Only the number should be given: how many lines below contain "this".
Start of DATA SHOWN
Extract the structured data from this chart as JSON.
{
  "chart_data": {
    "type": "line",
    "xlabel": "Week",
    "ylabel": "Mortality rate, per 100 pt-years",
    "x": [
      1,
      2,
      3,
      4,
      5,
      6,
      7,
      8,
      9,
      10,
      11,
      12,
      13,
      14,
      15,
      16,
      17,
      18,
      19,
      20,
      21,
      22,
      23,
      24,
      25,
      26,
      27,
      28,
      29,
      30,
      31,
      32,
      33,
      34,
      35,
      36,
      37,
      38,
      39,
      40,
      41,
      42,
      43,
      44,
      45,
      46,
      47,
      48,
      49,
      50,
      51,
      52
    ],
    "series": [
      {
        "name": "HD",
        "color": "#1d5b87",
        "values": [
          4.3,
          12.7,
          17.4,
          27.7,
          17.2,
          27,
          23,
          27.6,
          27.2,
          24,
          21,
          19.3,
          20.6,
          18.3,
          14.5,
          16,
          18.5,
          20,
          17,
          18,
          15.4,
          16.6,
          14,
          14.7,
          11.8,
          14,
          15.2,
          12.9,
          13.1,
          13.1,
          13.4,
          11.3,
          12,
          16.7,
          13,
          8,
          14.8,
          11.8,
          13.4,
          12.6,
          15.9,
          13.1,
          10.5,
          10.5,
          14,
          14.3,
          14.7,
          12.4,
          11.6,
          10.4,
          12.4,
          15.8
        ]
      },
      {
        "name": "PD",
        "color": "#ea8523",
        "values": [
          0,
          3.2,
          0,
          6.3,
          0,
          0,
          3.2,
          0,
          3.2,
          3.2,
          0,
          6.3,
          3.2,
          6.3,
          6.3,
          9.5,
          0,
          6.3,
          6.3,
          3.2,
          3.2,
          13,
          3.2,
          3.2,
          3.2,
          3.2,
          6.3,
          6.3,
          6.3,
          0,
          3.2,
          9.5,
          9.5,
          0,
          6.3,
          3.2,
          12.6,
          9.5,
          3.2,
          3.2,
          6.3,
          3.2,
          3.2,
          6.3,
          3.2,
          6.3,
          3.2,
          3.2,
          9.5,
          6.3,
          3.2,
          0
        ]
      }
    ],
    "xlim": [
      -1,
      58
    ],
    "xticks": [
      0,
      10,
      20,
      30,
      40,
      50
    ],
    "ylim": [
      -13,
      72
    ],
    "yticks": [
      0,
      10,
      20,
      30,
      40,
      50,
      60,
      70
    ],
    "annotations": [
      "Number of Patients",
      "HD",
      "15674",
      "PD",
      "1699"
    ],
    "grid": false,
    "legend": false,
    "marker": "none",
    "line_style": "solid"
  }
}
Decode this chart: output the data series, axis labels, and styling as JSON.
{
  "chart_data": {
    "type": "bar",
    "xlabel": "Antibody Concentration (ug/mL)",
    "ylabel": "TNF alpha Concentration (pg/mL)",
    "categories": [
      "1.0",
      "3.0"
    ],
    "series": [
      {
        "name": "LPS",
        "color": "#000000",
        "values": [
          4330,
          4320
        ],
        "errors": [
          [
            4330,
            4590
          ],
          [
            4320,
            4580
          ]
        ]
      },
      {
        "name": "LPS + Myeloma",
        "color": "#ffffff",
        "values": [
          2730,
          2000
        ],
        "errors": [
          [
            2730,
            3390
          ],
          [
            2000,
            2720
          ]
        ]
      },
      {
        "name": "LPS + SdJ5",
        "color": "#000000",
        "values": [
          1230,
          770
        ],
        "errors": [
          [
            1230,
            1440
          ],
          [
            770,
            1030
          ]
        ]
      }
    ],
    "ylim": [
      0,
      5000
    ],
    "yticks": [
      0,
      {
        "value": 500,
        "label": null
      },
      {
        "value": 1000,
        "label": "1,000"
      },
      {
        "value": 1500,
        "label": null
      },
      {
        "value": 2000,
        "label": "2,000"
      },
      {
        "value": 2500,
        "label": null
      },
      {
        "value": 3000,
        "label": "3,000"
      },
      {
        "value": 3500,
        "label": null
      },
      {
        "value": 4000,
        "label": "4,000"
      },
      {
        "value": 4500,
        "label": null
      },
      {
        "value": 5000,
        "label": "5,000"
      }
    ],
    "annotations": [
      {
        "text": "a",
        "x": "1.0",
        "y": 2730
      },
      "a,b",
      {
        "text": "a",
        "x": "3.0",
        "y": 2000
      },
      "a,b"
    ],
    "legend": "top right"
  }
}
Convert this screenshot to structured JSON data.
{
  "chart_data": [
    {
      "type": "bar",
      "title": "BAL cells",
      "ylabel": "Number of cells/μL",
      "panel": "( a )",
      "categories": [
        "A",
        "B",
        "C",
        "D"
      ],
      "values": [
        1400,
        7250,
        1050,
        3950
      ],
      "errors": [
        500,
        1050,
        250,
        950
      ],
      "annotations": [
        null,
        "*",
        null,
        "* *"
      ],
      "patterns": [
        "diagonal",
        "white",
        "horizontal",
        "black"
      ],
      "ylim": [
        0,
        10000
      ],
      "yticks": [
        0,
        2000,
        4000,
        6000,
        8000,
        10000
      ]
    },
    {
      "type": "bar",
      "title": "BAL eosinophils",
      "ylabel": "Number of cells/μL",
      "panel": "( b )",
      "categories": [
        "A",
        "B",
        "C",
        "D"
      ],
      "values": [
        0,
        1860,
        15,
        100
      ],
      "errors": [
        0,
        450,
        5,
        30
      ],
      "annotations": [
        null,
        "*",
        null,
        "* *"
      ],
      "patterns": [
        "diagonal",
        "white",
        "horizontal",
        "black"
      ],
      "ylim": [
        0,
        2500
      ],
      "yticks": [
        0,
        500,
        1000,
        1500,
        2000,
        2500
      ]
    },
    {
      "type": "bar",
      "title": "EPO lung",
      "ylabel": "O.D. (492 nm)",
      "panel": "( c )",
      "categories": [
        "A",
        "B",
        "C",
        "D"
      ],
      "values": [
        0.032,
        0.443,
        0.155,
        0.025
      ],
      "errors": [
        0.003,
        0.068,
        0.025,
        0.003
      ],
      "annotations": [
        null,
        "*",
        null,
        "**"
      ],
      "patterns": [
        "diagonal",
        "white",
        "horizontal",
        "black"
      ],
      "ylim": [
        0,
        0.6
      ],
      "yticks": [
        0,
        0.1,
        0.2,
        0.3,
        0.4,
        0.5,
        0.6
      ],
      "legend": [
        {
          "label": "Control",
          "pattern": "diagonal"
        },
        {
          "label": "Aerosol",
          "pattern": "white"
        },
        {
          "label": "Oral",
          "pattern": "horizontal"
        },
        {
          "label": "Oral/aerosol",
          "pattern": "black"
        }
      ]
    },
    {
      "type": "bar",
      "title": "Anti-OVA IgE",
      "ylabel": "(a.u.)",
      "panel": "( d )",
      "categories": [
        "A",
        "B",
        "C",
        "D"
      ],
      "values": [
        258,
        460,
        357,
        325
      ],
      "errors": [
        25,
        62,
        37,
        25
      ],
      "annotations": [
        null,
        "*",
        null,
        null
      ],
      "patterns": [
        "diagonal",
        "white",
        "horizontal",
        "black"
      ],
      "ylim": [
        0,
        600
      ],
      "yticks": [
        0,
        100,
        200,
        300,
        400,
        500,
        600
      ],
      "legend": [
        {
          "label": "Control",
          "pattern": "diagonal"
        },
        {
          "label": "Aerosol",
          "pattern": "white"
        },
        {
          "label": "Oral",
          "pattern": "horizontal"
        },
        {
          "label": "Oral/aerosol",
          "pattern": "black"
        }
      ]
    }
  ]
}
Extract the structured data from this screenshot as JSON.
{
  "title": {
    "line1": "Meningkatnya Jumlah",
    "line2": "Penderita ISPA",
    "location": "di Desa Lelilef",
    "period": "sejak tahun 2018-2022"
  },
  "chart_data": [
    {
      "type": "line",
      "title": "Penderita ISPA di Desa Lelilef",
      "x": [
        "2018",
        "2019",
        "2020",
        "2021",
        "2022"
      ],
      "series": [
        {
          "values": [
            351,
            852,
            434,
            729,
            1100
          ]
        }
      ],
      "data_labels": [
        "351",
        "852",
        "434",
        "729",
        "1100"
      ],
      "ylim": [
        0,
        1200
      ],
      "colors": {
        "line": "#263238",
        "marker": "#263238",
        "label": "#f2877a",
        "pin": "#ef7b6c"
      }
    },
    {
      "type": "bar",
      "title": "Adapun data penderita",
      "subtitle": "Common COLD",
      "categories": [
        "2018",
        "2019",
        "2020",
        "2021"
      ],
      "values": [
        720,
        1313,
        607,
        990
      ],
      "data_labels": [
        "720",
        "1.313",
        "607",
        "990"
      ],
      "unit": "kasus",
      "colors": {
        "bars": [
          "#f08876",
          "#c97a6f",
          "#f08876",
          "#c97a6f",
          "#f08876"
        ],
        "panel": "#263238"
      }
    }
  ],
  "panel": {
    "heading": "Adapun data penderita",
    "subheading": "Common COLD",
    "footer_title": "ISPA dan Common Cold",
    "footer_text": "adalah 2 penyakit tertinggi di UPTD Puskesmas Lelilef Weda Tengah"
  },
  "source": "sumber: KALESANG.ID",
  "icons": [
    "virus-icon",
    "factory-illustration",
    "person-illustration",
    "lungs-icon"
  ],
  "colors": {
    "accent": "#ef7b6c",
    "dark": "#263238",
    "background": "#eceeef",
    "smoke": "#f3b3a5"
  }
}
End of DATA SHOWN
*RESPONSE AREA*:
4